------ Information supplied ------

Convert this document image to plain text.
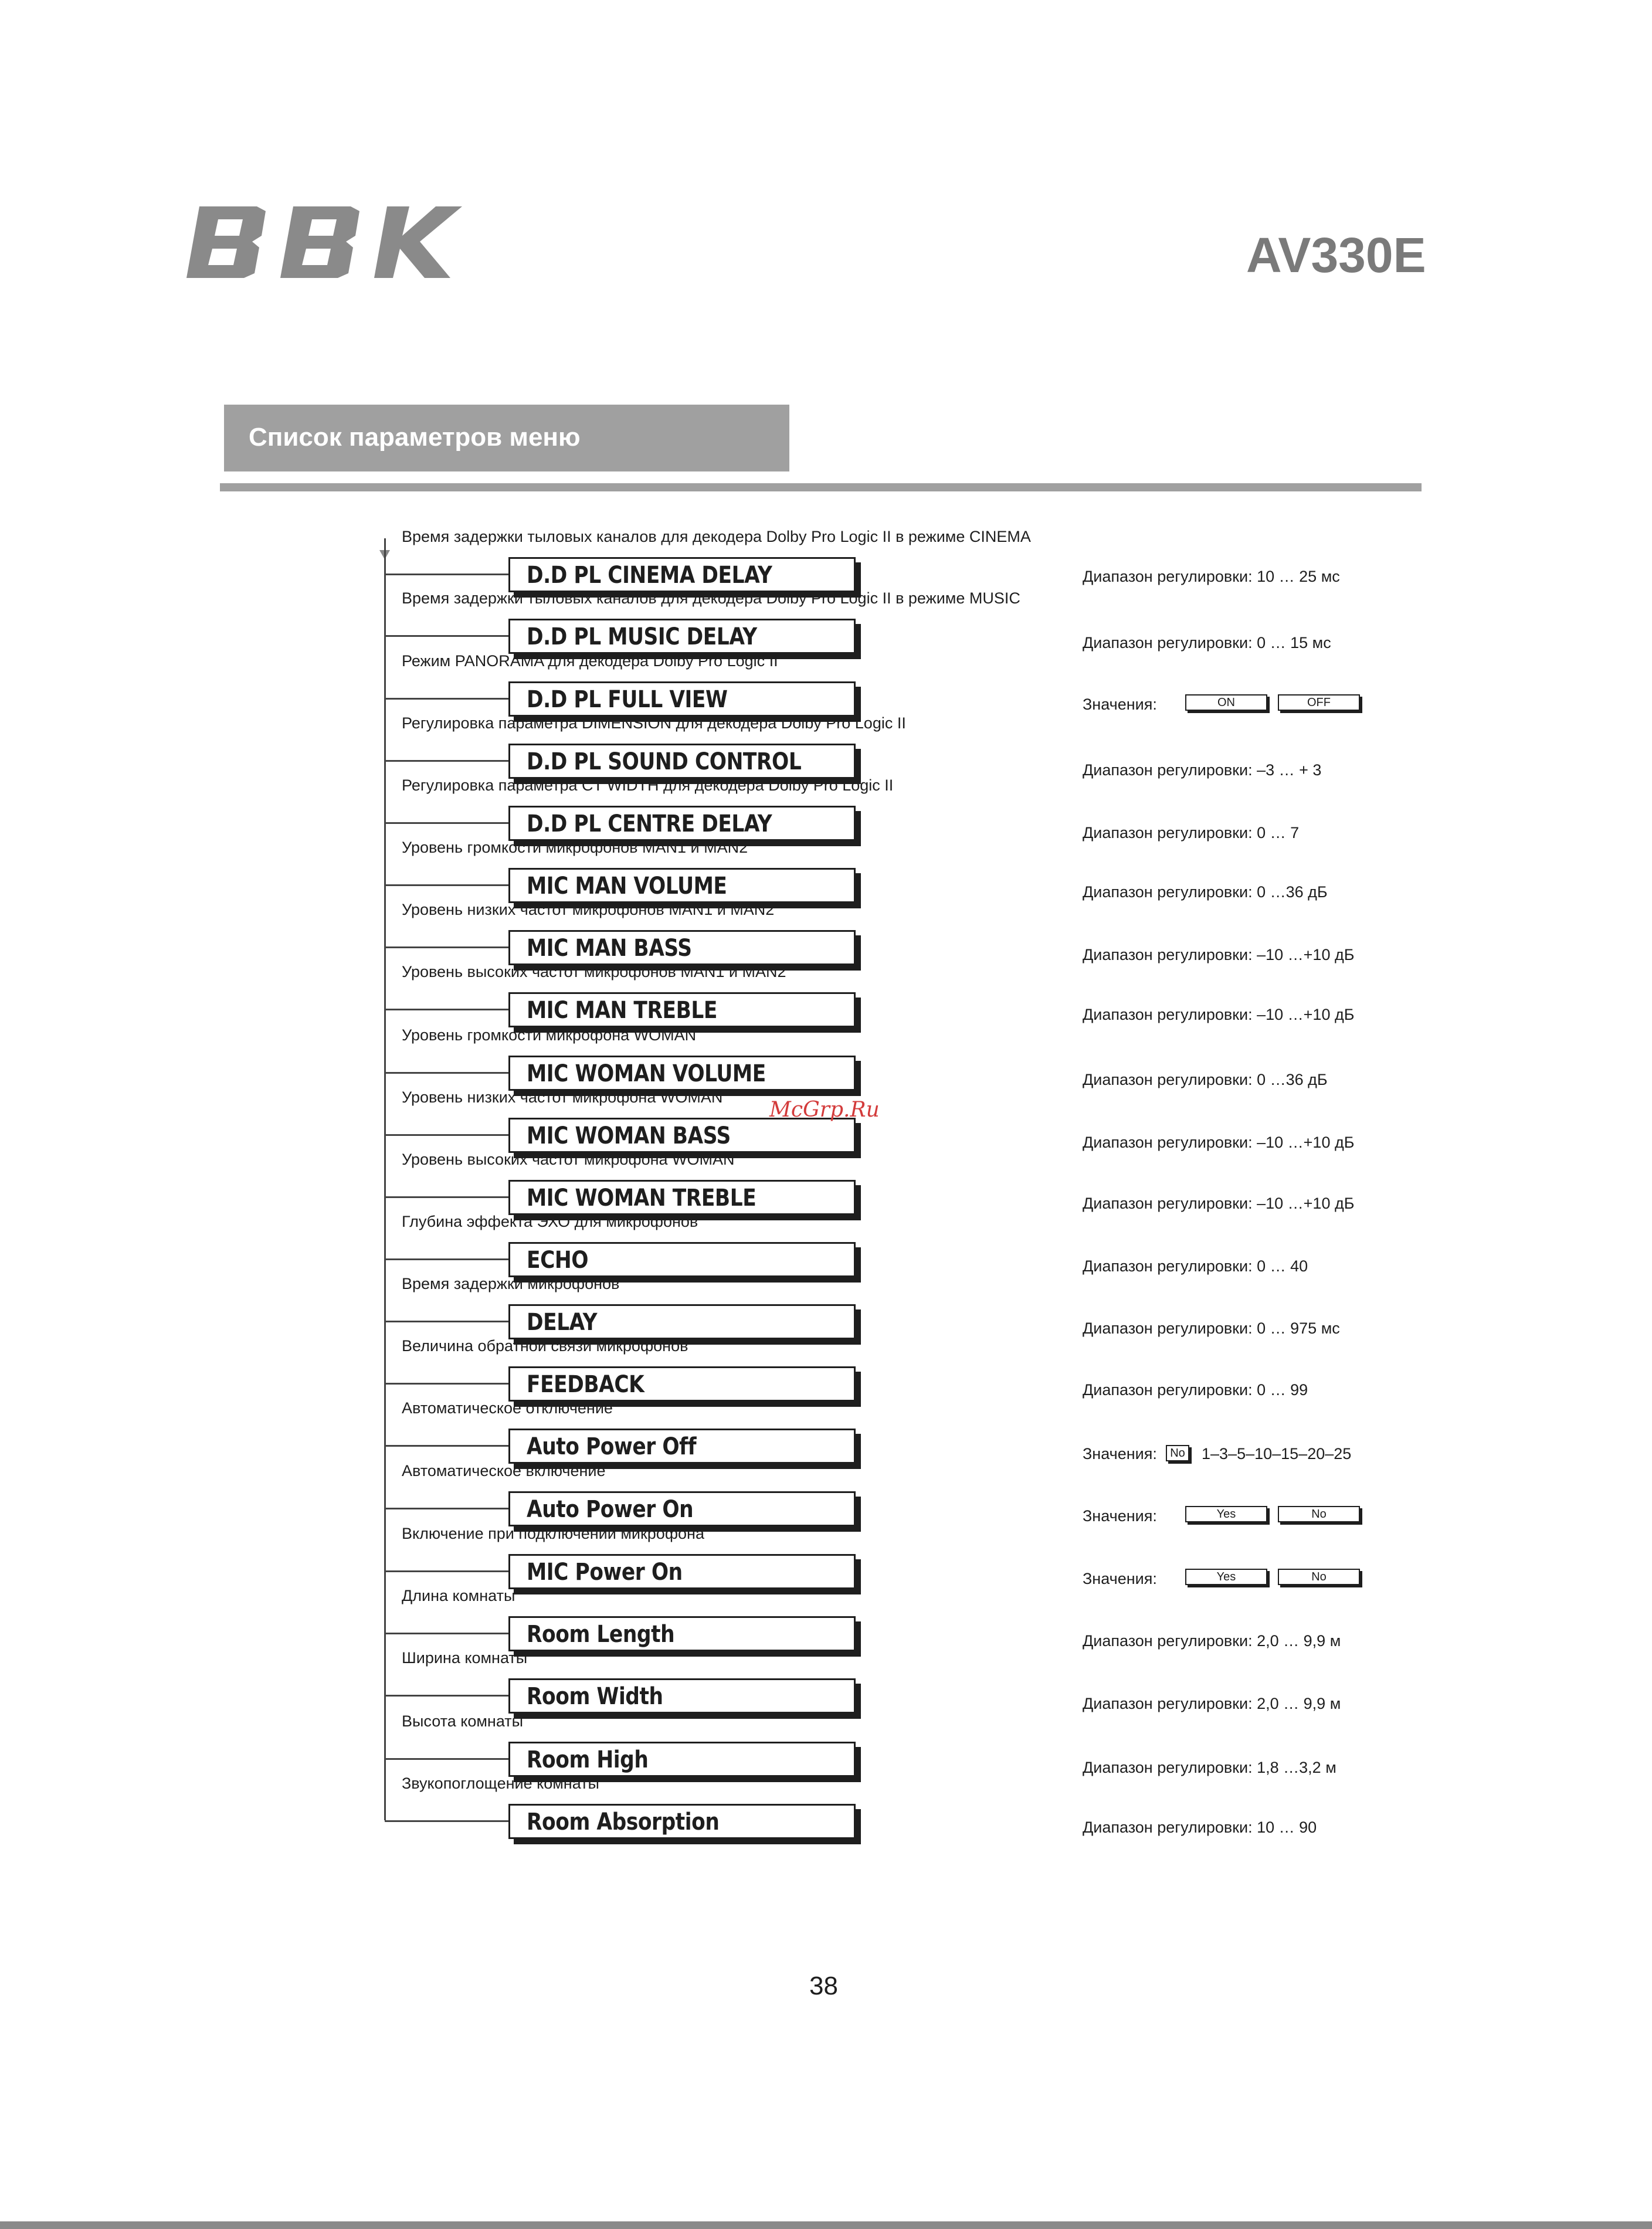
AV330E
Список параметров меню
Время задержки тыловых каналов для декодера Dolby Pro Logic II в режиме CINEMA
D.D PL CINEMA DELAY	Диапазон регулировки: 10 … 25 мс
Время задержки тыловых каналов для декодера Dolby Pro Logic II в режиме MUSIC
D.D PL MUSIC DELAY	Диапазон регулировки: 0 … 15 мс
Режим PANORAMA для декодера Dolby Pro Logic II
D.D PL FULL VIEW	Значения:	ON	OFF
Регулировка параметра DIMENSION для декодера Dolby Pro Logic II
D.D PL SOUND CONTROL	Диапазон регулировки: –3 … + 3
Регулировка параметра CT WIDTH для декодера Dolby Pro Logic II
D.D PL CENTRE DELAY	Диапазон регулировки: 0 … 7
Уровень громкости микрофонов MAN1 и MAN2
MIC MAN VOLUME	Диапазон регулировки: 0 …36 дБ
Уровень низких частот микрофонов MAN1 и MAN2
MIC MAN BASS	Диапазон регулировки: –10 …+10 дБ
Уровень высоких частот микрофонов MAN1 и MAN2
MIC MAN TREBLE	Диапазон регулировки: –10 …+10 дБ
Уровень громкости микрофона WOMAN
MIC WOMAN VOLUME	Диапазон регулировки: 0 …36 дБ
Уровень низких частот микрофона WOMAN
MIC WOMAN BASS	Диапазон регулировки: –10 …+10 дБ
Уровень высоких частот микрофона WOMAN
MIC WOMAN TREBLE	Диапазон регулировки: –10 …+10 дБ
Глубина эффекта ЭХО для микрофонов
ECHO	Диапазон регулировки: 0 … 40
Время задержки микрофонов
DELAY	Диапазон регулировки: 0 … 975 мс
Величина обратной связи микрофонов
FEEDBACK	Диапазон регулировки: 0 … 99
Автоматическое отключение
Auto Power Off	Значения:	No 1–3–5–10–15–20–25
Автоматическое включение
Auto Power On	Значения:	Yes	No
Включение при подключении микрофона
MIC Power On	Значения:	Yes	No
Длина комнаты
Room Length	Диапазон регулировки: 2,0 … 9,9 м
Ширина комнаты
Room Width	Диапазон регулировки: 2,0 … 9,9 м
Высота комнаты
Room High	Диапазон регулировки: 1,8 …3,2 м
Звукопоглощение комнаты
Room Absorption	Диапазон регулировки: 10 … 90
McGrp.Ru
38
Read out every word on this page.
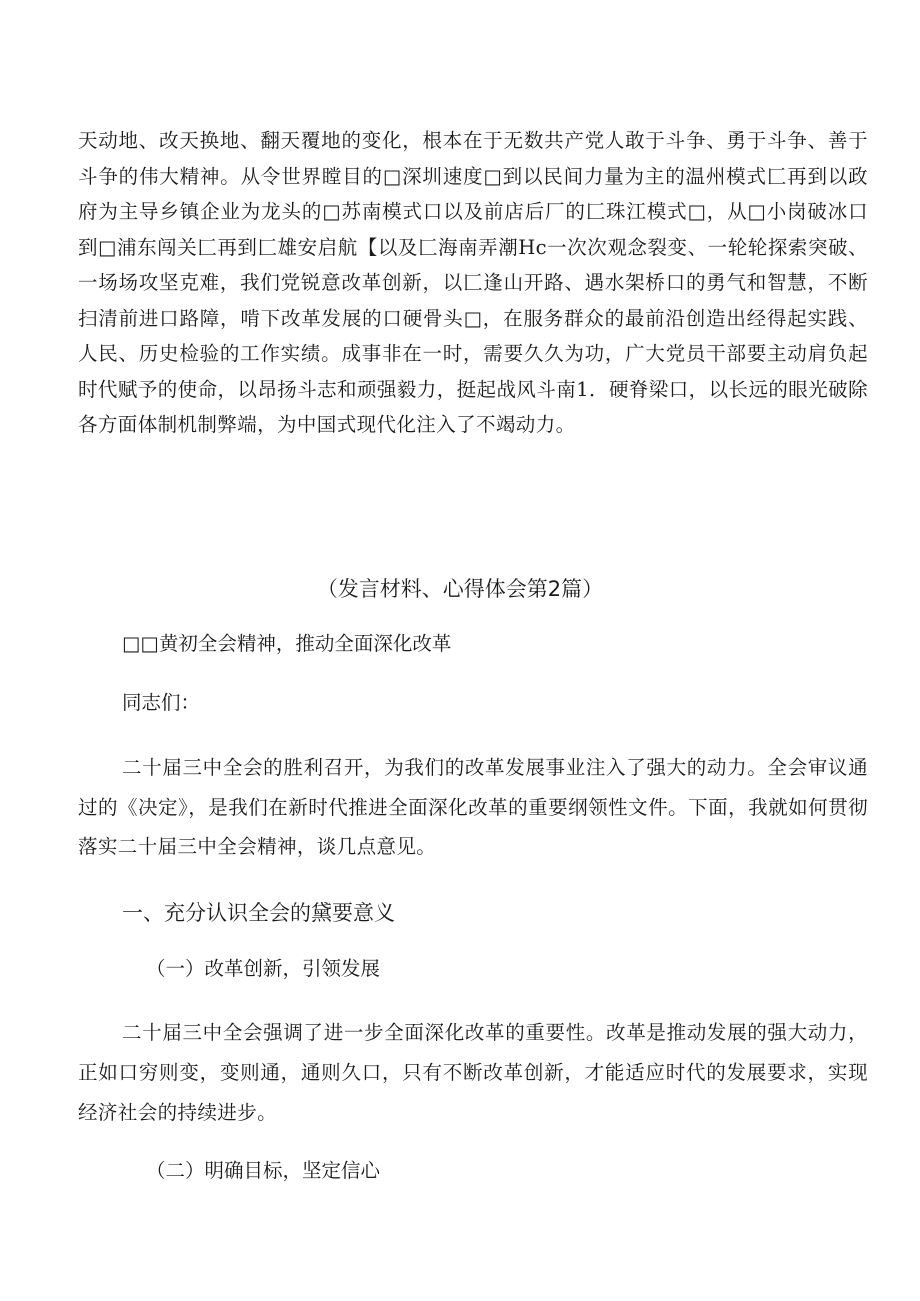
天动地、改天换地、翻天覆地的变化，根本在于无数共产党人敢于斗争、勇于斗争、善于斗争的伟大精神。从令世界瞠目的□深圳速度□到以民间力量为主的温州模式匚再到以政府为主导乡镇企业为龙头的□苏南模式口以及前店后厂的匚珠江模式□，从□小岗破冰口到□浦东闯关匚再到匚雄安启航【以及匚海南弄潮Hc一次次观念裂变、一轮轮探索突破、一场场攻坚克难，我们党锐意改革创新，以匚逢山开路、遇水架桥口的勇气和智慧，不断扫清前进口路障，啃下改革发展的口硬骨头□，在服务群众的最前沿创造出经得起实践、人民、历史检验的工作实绩。成事非在一时，需要久久为功，广大党员干部要主动肩负起时代赋予的使命，以昂扬斗志和顽强毅力，挺起战风斗南1．硬脊梁口，以长远的眼光破除各方面体制机制弊端，为中国式现代化注入了不竭动力。

（发言材料、心得体会第2篇）

□□黄初全会精神，推动全面深化改革

同志们：

二十届三中全会的胜利召开，为我们的改革发展事业注入了强大的动力。全会审议通过的《决定》，是我们在新时代推进全面深化改革的重要纲领性文件。下面，我就如何贯彻落实二十届三中全会精神，谈几点意见。

一、充分认识全会的黛要意义

（一）改革创新，引领发展

二十届三中全会强调了进一步全面深化改革的重要性。改革是推动发展的强大动力，正如口穷则变，变则通，通则久口，只有不断改革创新，才能适应时代的发展要求，实现经济社会的持续进步。

（二）明确目标，坚定信心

------

**Your goal**
Omit the pictures. Output every record above word for word.

**Final answer**
Convert this document image to plain text.
AV330E
Список параметров меню
Время задержки тыловых каналов для декодера Dolby Pro Logic II в режиме CINEMA
D.D PL CINEMA DELAY	Диапазон регулировки: 10 … 25 мс
Время задержки тыловых каналов для декодера Dolby Pro Logic II в режиме MUSIC
D.D PL MUSIC DELAY	Диапазон регулировки: 0 … 15 мс
Режим PANORAMA для декодера Dolby Pro Logic II
D.D PL FULL VIEW	Значения:	ON	OFF
Регулировка параметра DIMENSION для декодера Dolby Pro Logic II
D.D PL SOUND CONTROL	Диапазон регулировки: –3 … + 3
Регулировка параметра CT WIDTH для декодера Dolby Pro Logic II
D.D PL CENTRE DELAY	Диапазон регулировки: 0 … 7
Уровень громкости микрофонов MAN1 и MAN2
MIC MAN VOLUME	Диапазон регулировки: 0 …36 дБ
Уровень низких частот микрофонов MAN1 и MAN2
MIC MAN BASS	Диапазон регулировки: –10 …+10 дБ
Уровень высоких частот микрофонов MAN1 и MAN2
MIC MAN TREBLE	Диапазон регулировки: –10 …+10 дБ
Уровень громкости микрофона WOMAN
MIC WOMAN VOLUME	Диапазон регулировки: 0 …36 дБ
Уровень низких частот микрофона WOMAN
MIC WOMAN BASS	Диапазон регулировки: –10 …+10 дБ
Уровень высоких частот микрофона WOMAN
MIC WOMAN TREBLE	Диапазон регулировки: –10 …+10 дБ
Глубина эффекта ЭХО для микрофонов
ECHO	Диапазон регулировки: 0 … 40
Время задержки микрофонов
DELAY	Диапазон регулировки: 0 … 975 мс
Величина обратной связи микрофонов
FEEDBACK	Диапазон регулировки: 0 … 99
Автоматическое отключение
Auto Power Off	Значения:	No 1–3–5–10–15–20–25
Автоматическое включение
Auto Power On	Значения:	Yes	No
Включение при подключении микрофона
MIC Power On	Значения:	Yes	No
Длина комнаты
Room Length	Диапазон регулировки: 2,0 … 9,9 м
Ширина комнаты
Room Width	Диапазон регулировки: 2,0 … 9,9 м
Высота комнаты
Room High	Диапазон регулировки: 1,8 …3,2 м
Звукопоглощение комнаты
Room Absorption	Диапазон регулировки: 10 … 90
McGrp.Ru
38
Read out every word on this page.
天动地、改天换地、翻天覆地的变化，根本在于无数共产党人敢于斗争、勇于斗争、善于斗争的伟大精神。从令世界瞠目的□深圳速度□到以民间力量为主的温州模式匚再到以政府为主导乡镇企业为龙头的□苏南模式口以及前店后厂的匚珠江模式□，从□小岗破冰口到□浦东闯关匚再到匚雄安启航【以及匚海南弄潮Hc一次次观念裂变、一轮轮探索突破、一场场攻坚克难，我们党锐意改革创新，以匚逢山开路、遇水架桥口的勇气和智慧，不断扫清前进口路障，啃下改革发展的口硬骨头□，在服务群众的最前沿创造出经得起实践、人民、历史检验的工作实绩。成事非在一时，需要久久为功，广大党员干部要主动肩负起时代赋予的使命，以昂扬斗志和顽强毅力，挺起战风斗南1．硬脊梁口，以长远的眼光破除各方面体制机制弊端，为中国式现代化注入了不竭动力。

（发言材料、心得体会第2篇）

□□黄初全会精神，推动全面深化改革

同志们：

二十届三中全会的胜利召开，为我们的改革发展事业注入了强大的动力。全会审议通过的《决定》，是我们在新时代推进全面深化改革的重要纲领性文件。下面，我就如何贯彻落实二十届三中全会精神，谈几点意见。

一、充分认识全会的黛要意义

（一）改革创新，引领发展

二十届三中全会强调了进一步全面深化改革的重要性。改革是推动发展的强大动力，正如口穷则变，变则通，通则久口，只有不断改革创新，才能适应时代的发展要求，实现经济社会的持续进步。

（二）明确目标，坚定信心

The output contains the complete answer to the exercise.